* [Stored data]
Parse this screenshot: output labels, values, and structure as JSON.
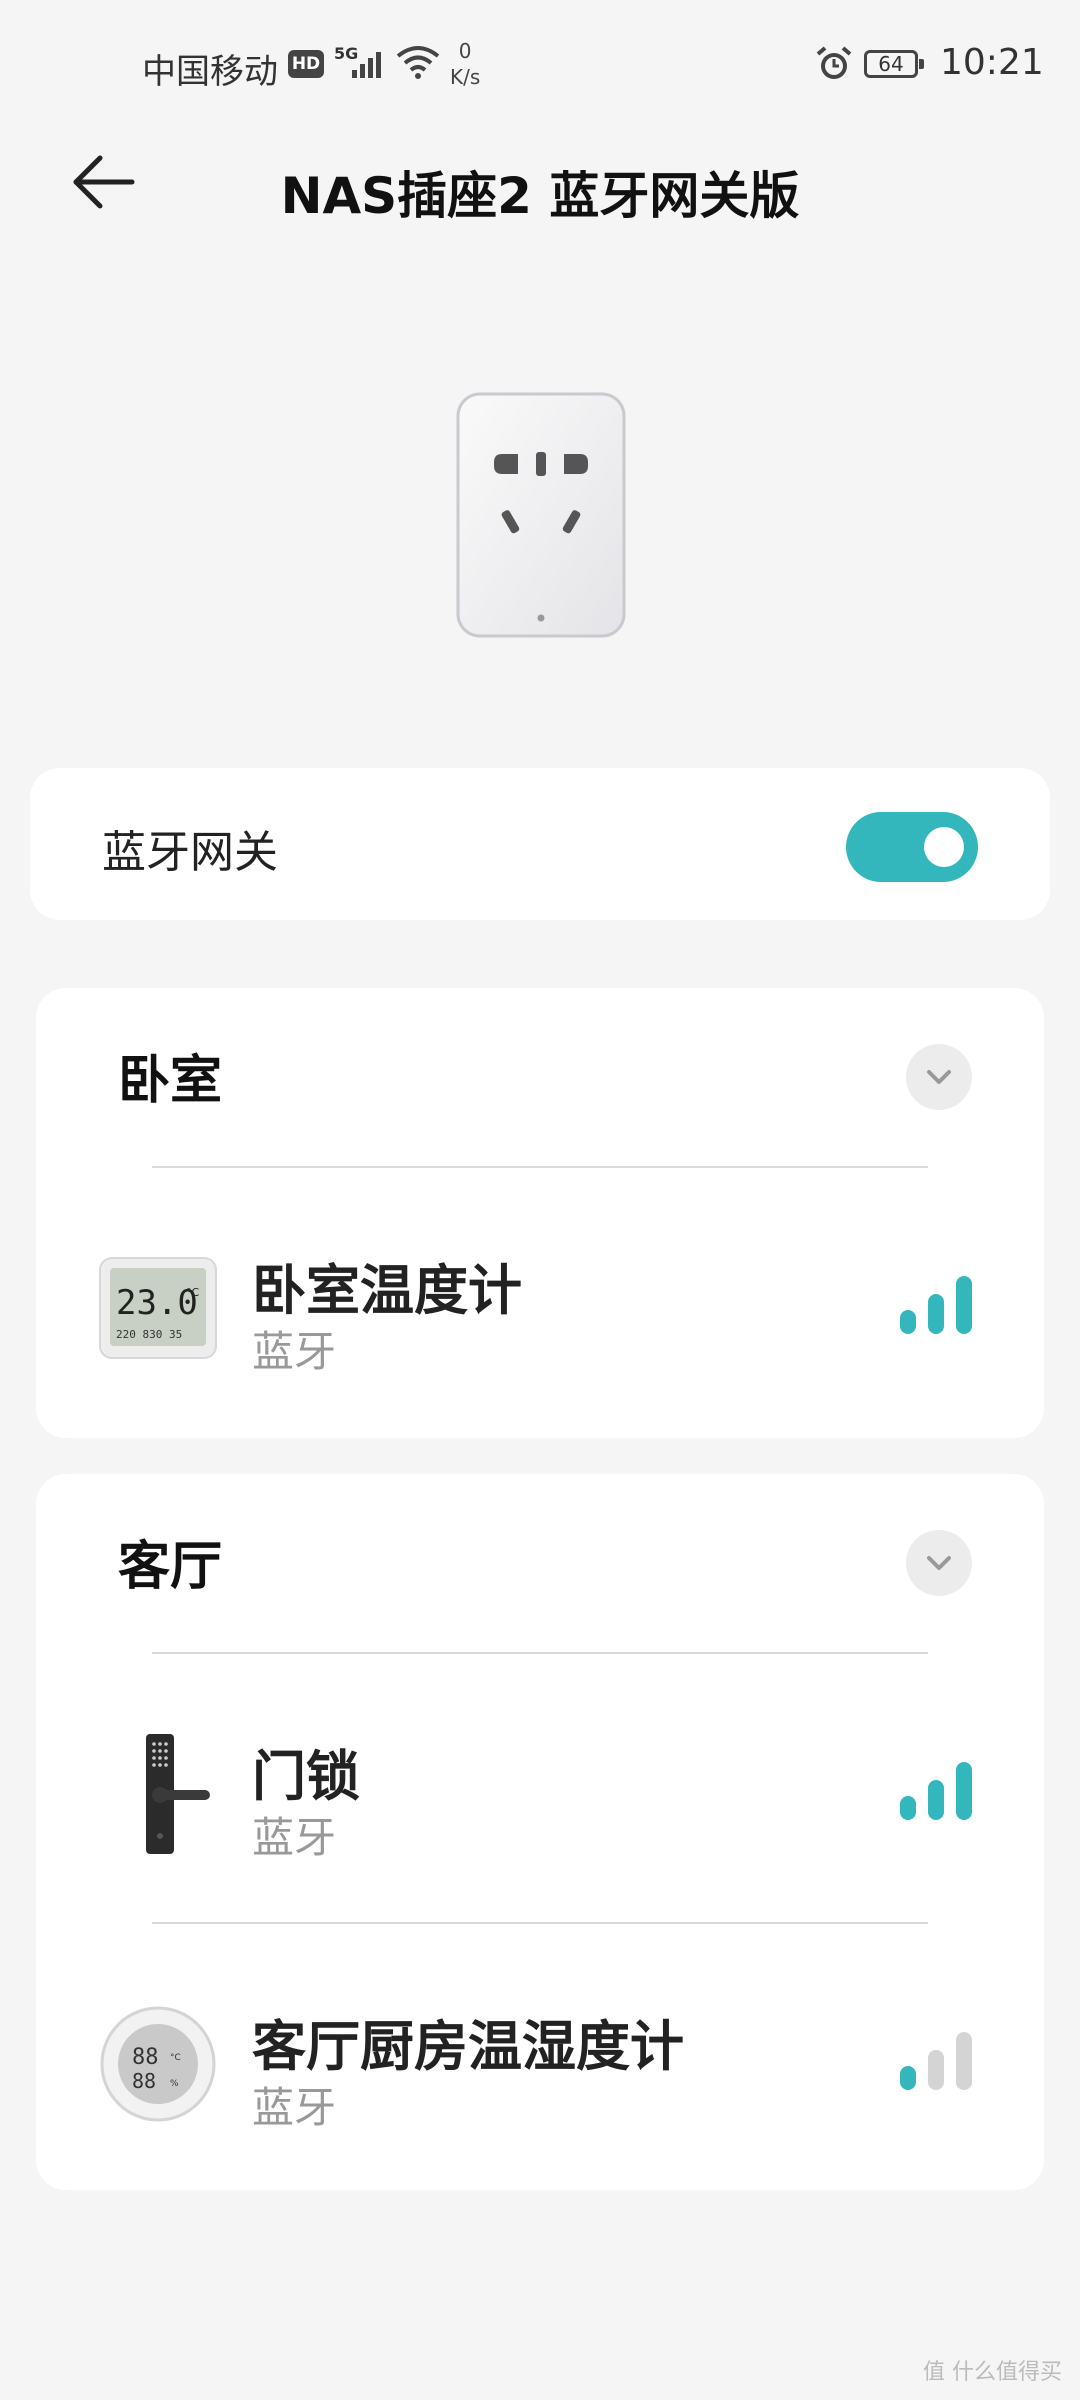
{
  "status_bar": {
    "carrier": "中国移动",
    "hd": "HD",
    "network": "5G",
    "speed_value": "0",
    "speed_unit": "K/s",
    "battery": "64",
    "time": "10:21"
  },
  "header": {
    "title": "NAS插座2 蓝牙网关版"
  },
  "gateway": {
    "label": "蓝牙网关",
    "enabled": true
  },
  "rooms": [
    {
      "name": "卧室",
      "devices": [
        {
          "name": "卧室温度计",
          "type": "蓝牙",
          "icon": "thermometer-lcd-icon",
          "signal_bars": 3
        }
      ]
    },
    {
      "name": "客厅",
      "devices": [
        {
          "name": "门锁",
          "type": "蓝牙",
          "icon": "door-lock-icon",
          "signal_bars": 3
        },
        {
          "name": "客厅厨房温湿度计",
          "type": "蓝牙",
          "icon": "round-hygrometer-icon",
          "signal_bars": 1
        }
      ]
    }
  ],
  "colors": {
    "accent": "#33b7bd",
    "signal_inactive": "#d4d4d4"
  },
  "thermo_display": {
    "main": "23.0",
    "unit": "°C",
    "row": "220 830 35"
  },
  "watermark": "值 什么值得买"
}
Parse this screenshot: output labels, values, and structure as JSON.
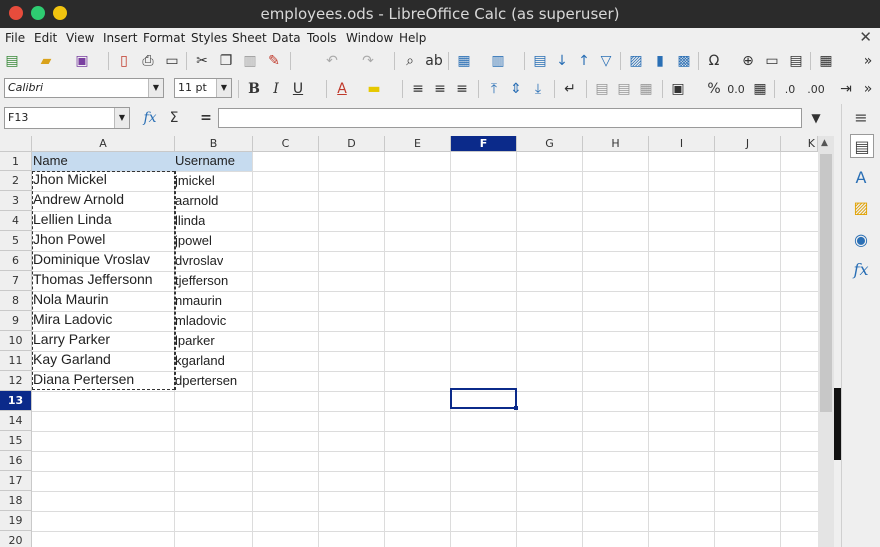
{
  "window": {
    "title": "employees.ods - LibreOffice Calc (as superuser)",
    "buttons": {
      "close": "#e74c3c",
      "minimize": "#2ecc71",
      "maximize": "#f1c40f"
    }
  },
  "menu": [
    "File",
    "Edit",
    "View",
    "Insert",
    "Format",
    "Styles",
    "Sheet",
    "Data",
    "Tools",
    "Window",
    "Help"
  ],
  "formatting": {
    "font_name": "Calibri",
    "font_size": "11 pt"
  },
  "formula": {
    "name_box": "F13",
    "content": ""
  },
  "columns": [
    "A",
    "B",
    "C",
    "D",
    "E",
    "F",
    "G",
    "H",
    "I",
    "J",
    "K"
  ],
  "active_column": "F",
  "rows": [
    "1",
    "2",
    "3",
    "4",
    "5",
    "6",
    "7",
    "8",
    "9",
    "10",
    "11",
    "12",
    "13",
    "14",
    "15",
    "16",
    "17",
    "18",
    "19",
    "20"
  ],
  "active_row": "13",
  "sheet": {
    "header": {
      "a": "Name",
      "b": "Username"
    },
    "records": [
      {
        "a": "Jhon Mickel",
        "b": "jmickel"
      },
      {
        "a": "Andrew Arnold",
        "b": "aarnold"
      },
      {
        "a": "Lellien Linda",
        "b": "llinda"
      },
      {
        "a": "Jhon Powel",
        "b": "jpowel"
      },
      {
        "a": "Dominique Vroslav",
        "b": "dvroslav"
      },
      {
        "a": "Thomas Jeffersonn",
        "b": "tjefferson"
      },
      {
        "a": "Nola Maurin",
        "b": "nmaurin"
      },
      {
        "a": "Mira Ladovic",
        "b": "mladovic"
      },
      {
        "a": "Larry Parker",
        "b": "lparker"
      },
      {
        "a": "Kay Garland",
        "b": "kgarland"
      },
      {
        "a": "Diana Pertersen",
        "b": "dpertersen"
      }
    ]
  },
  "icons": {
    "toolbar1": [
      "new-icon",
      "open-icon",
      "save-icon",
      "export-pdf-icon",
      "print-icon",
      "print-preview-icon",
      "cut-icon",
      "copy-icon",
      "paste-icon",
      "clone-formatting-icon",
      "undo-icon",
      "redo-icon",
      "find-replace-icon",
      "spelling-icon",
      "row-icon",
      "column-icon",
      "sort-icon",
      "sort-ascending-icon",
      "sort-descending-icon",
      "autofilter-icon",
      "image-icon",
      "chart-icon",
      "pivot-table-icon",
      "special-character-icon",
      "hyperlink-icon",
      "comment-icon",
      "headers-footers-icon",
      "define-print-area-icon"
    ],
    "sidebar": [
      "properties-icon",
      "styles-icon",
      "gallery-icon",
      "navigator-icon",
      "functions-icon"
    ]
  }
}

* [WORK REQUIRED] Restate the whole listing above exactly, except for its images.

* [EXERCISE ANSWER]
Parse this screenshot: output labels, values, and structure as JSON.
{
  "status_bar": {
    "carrier": "中国移动",
    "hd": "HD",
    "network": "5G",
    "speed_value": "0",
    "speed_unit": "K/s",
    "battery": "64",
    "time": "10:21"
  },
  "header": {
    "title": "NAS插座2 蓝牙网关版"
  },
  "gateway": {
    "label": "蓝牙网关",
    "enabled": true
  },
  "rooms": [
    {
      "name": "卧室",
      "devices": [
        {
          "name": "卧室温度计",
          "type": "蓝牙",
          "icon": "thermometer-lcd-icon",
          "signal_bars": 3
        }
      ]
    },
    {
      "name": "客厅",
      "devices": [
        {
          "name": "门锁",
          "type": "蓝牙",
          "icon": "door-lock-icon",
          "signal_bars": 3
        },
        {
          "name": "客厅厨房温湿度计",
          "type": "蓝牙",
          "icon": "round-hygrometer-icon",
          "signal_bars": 1
        }
      ]
    }
  ],
  "colors": {
    "accent": "#33b7bd",
    "signal_inactive": "#d4d4d4"
  },
  "thermo_display": {
    "main": "23.0",
    "unit": "°C",
    "row": "220 830 35"
  },
  "watermark": "值 什么值得买"
}
Parse this screenshot: output labels, values, and structure as JSON.
{
  "window": {
    "title": "employees.ods - LibreOffice Calc (as superuser)",
    "buttons": {
      "close": "#e74c3c",
      "minimize": "#2ecc71",
      "maximize": "#f1c40f"
    }
  },
  "menu": [
    "File",
    "Edit",
    "View",
    "Insert",
    "Format",
    "Styles",
    "Sheet",
    "Data",
    "Tools",
    "Window",
    "Help"
  ],
  "formatting": {
    "font_name": "Calibri",
    "font_size": "11 pt"
  },
  "formula": {
    "name_box": "F13",
    "content": ""
  },
  "columns": [
    "A",
    "B",
    "C",
    "D",
    "E",
    "F",
    "G",
    "H",
    "I",
    "J",
    "K"
  ],
  "active_column": "F",
  "rows": [
    "1",
    "2",
    "3",
    "4",
    "5",
    "6",
    "7",
    "8",
    "9",
    "10",
    "11",
    "12",
    "13",
    "14",
    "15",
    "16",
    "17",
    "18",
    "19",
    "20"
  ],
  "active_row": "13",
  "sheet": {
    "header": {
      "a": "Name",
      "b": "Username"
    },
    "records": [
      {
        "a": "Jhon Mickel",
        "b": "jmickel"
      },
      {
        "a": "Andrew Arnold",
        "b": "aarnold"
      },
      {
        "a": "Lellien Linda",
        "b": "llinda"
      },
      {
        "a": "Jhon Powel",
        "b": "jpowel"
      },
      {
        "a": "Dominique Vroslav",
        "b": "dvroslav"
      },
      {
        "a": "Thomas Jeffersonn",
        "b": "tjefferson"
      },
      {
        "a": "Nola Maurin",
        "b": "nmaurin"
      },
      {
        "a": "Mira Ladovic",
        "b": "mladovic"
      },
      {
        "a": "Larry Parker",
        "b": "lparker"
      },
      {
        "a": "Kay Garland",
        "b": "kgarland"
      },
      {
        "a": "Diana Pertersen",
        "b": "dpertersen"
      }
    ]
  },
  "icons": {
    "toolbar1": [
      "new-icon",
      "open-icon",
      "save-icon",
      "export-pdf-icon",
      "print-icon",
      "print-preview-icon",
      "cut-icon",
      "copy-icon",
      "paste-icon",
      "clone-formatting-icon",
      "undo-icon",
      "redo-icon",
      "find-replace-icon",
      "spelling-icon",
      "row-icon",
      "column-icon",
      "sort-icon",
      "sort-ascending-icon",
      "sort-descending-icon",
      "autofilter-icon",
      "image-icon",
      "chart-icon",
      "pivot-table-icon",
      "special-character-icon",
      "hyperlink-icon",
      "comment-icon",
      "headers-footers-icon",
      "define-print-area-icon"
    ],
    "sidebar": [
      "properties-icon",
      "styles-icon",
      "gallery-icon",
      "navigator-icon",
      "functions-icon"
    ]
  }
}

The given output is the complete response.